───── WORKING DATA ─────

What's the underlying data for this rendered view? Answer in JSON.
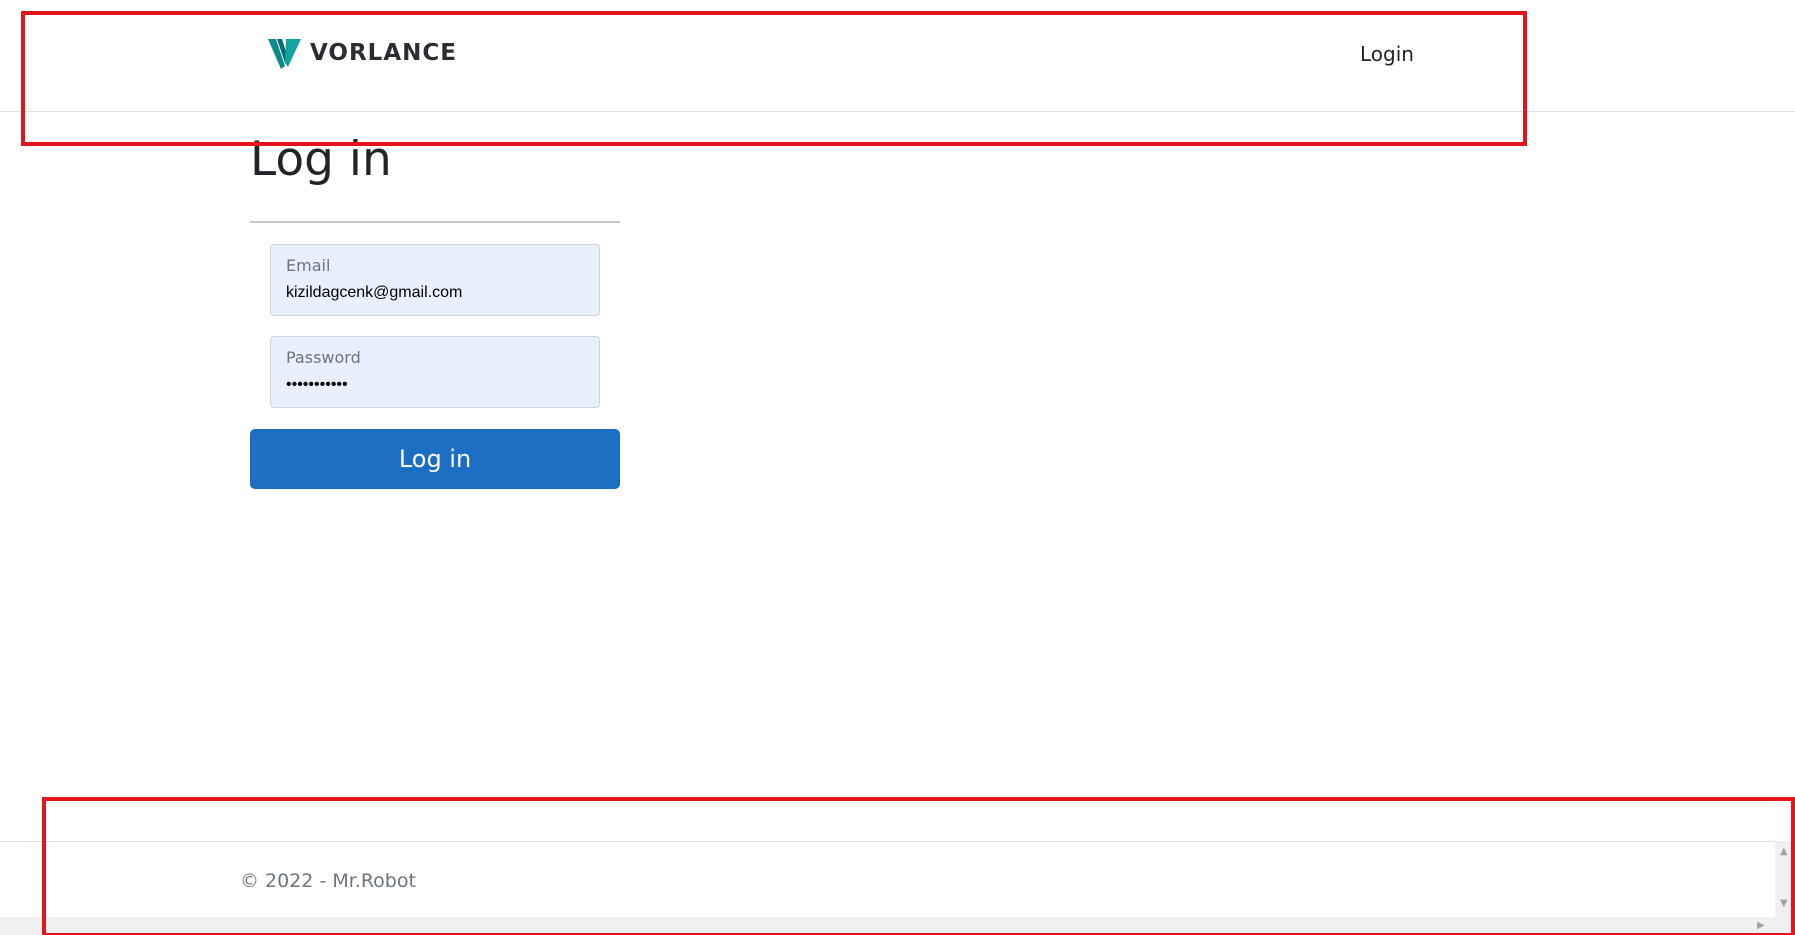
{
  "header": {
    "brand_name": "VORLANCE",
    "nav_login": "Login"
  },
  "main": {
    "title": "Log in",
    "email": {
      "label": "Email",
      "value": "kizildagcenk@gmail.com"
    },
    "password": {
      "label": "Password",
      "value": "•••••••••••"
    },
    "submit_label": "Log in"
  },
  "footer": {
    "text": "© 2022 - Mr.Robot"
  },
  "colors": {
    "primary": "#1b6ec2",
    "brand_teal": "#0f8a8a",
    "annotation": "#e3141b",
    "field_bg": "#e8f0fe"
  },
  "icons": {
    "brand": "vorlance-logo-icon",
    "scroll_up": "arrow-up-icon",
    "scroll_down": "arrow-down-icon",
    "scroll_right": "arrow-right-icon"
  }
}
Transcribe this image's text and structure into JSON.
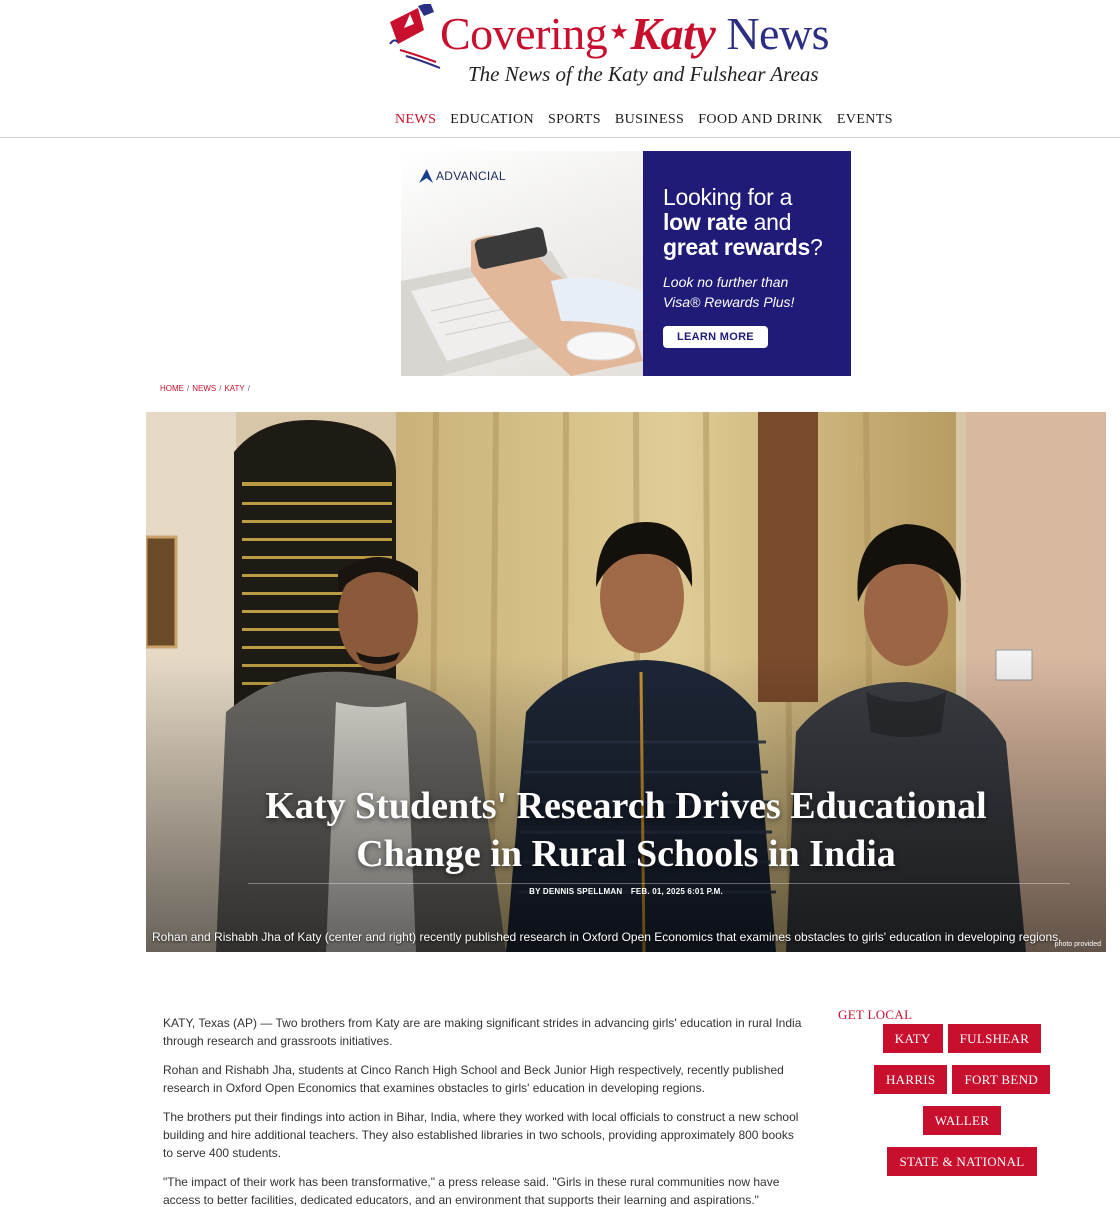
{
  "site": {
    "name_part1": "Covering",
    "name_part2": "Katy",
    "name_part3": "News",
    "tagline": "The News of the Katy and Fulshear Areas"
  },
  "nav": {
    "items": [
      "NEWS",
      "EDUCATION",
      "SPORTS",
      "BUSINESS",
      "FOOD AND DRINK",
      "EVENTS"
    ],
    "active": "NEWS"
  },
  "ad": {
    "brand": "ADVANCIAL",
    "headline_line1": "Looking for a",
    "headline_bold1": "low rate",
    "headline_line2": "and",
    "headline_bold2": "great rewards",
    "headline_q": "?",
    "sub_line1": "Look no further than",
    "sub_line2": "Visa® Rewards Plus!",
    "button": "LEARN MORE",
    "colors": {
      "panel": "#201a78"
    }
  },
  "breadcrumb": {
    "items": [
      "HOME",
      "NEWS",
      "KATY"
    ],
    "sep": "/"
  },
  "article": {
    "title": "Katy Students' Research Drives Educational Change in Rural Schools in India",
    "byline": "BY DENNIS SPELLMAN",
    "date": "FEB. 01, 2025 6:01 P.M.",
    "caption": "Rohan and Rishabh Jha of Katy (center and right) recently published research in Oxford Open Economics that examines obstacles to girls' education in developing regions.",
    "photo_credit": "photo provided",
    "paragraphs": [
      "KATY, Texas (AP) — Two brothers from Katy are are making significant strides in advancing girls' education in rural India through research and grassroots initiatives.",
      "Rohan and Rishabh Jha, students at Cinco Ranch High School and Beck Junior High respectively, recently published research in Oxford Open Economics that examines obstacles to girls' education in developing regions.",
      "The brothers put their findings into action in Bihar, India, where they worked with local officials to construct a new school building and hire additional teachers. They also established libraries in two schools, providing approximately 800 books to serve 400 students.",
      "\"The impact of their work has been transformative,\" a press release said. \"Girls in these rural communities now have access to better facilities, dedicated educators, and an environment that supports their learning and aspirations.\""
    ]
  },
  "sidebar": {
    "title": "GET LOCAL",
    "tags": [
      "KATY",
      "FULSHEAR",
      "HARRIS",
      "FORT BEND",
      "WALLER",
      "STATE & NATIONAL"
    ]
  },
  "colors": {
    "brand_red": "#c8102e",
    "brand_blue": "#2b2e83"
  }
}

─────
───── WORKING DATA ─────

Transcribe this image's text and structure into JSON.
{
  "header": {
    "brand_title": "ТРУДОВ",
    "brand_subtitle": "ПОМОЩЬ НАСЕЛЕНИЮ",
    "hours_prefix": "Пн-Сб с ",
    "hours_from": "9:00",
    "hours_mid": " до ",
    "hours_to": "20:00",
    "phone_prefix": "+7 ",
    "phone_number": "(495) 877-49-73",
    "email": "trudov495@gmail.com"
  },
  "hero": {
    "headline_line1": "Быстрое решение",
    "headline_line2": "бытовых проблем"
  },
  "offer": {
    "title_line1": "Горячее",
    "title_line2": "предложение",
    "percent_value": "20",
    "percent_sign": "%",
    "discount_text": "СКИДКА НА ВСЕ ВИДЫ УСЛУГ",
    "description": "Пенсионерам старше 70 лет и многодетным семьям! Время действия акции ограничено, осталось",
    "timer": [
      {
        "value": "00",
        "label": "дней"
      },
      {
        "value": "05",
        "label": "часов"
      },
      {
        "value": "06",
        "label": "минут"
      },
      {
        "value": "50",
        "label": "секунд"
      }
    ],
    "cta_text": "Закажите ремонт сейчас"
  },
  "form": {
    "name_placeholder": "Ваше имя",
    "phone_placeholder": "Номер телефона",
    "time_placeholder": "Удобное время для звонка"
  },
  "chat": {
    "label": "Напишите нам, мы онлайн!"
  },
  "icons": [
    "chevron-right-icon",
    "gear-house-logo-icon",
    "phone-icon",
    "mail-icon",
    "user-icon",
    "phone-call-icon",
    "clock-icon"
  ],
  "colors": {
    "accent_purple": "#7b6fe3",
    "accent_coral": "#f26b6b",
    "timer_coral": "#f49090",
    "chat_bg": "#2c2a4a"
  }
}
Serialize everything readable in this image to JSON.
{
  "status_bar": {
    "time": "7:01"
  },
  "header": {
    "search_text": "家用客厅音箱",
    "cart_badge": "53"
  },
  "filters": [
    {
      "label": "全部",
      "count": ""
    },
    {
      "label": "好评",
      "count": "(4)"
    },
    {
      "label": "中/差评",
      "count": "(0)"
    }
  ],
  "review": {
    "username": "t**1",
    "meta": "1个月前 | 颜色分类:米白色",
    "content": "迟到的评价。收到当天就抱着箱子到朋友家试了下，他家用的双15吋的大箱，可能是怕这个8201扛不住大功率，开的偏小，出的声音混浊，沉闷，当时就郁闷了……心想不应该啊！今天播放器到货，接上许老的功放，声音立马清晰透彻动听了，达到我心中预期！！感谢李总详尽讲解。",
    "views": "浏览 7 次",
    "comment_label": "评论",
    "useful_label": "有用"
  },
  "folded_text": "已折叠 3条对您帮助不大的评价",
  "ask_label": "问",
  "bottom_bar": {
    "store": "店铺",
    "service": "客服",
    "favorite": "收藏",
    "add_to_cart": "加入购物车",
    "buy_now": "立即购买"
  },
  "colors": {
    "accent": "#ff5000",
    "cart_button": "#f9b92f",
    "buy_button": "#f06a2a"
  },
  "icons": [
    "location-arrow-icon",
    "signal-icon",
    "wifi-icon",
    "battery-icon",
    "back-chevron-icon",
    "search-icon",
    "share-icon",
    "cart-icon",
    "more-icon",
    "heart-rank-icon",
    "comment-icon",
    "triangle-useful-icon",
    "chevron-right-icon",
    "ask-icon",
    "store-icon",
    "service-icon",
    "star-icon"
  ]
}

─────
───── WORKING DATA ─────

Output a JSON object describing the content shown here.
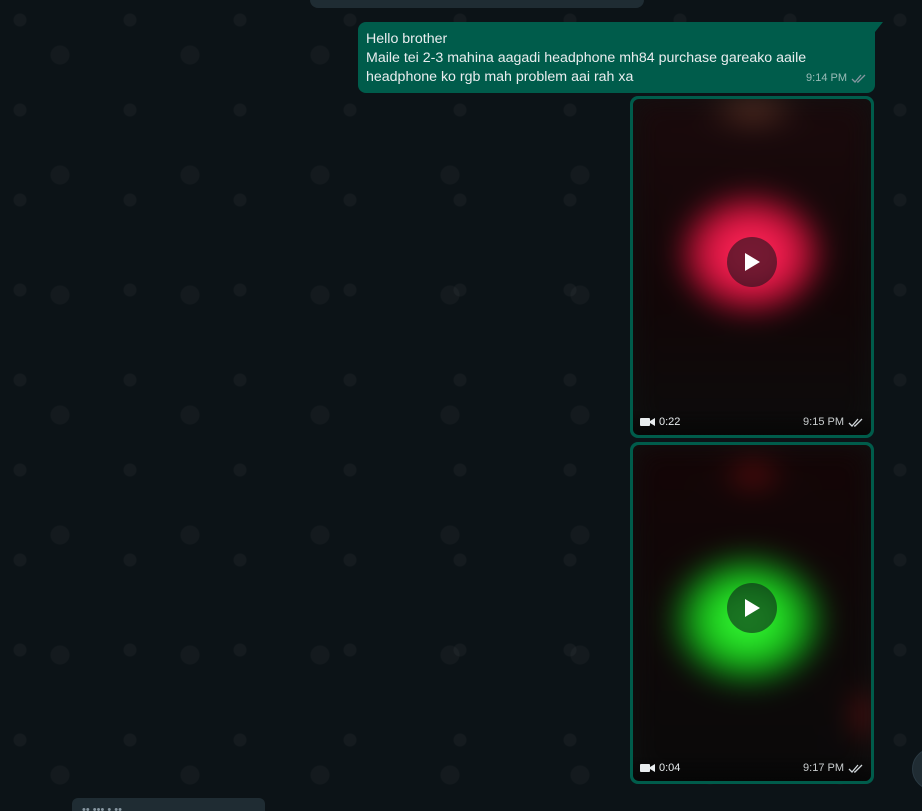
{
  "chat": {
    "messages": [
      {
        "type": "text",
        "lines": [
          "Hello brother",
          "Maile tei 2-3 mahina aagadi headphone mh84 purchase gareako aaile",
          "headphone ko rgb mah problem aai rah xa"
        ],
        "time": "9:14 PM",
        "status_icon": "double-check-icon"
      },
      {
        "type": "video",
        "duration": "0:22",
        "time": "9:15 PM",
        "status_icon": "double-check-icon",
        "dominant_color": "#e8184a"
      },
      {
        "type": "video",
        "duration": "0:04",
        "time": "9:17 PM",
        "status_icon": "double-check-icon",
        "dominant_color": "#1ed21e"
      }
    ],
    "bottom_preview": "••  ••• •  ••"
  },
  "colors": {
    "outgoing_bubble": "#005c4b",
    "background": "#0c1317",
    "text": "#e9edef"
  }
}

─────

— REQUIREMENTS —
Only a number is wanted: how many lines contain the word "India"?

— SOLUTION FOR THIS EXERCISE —
3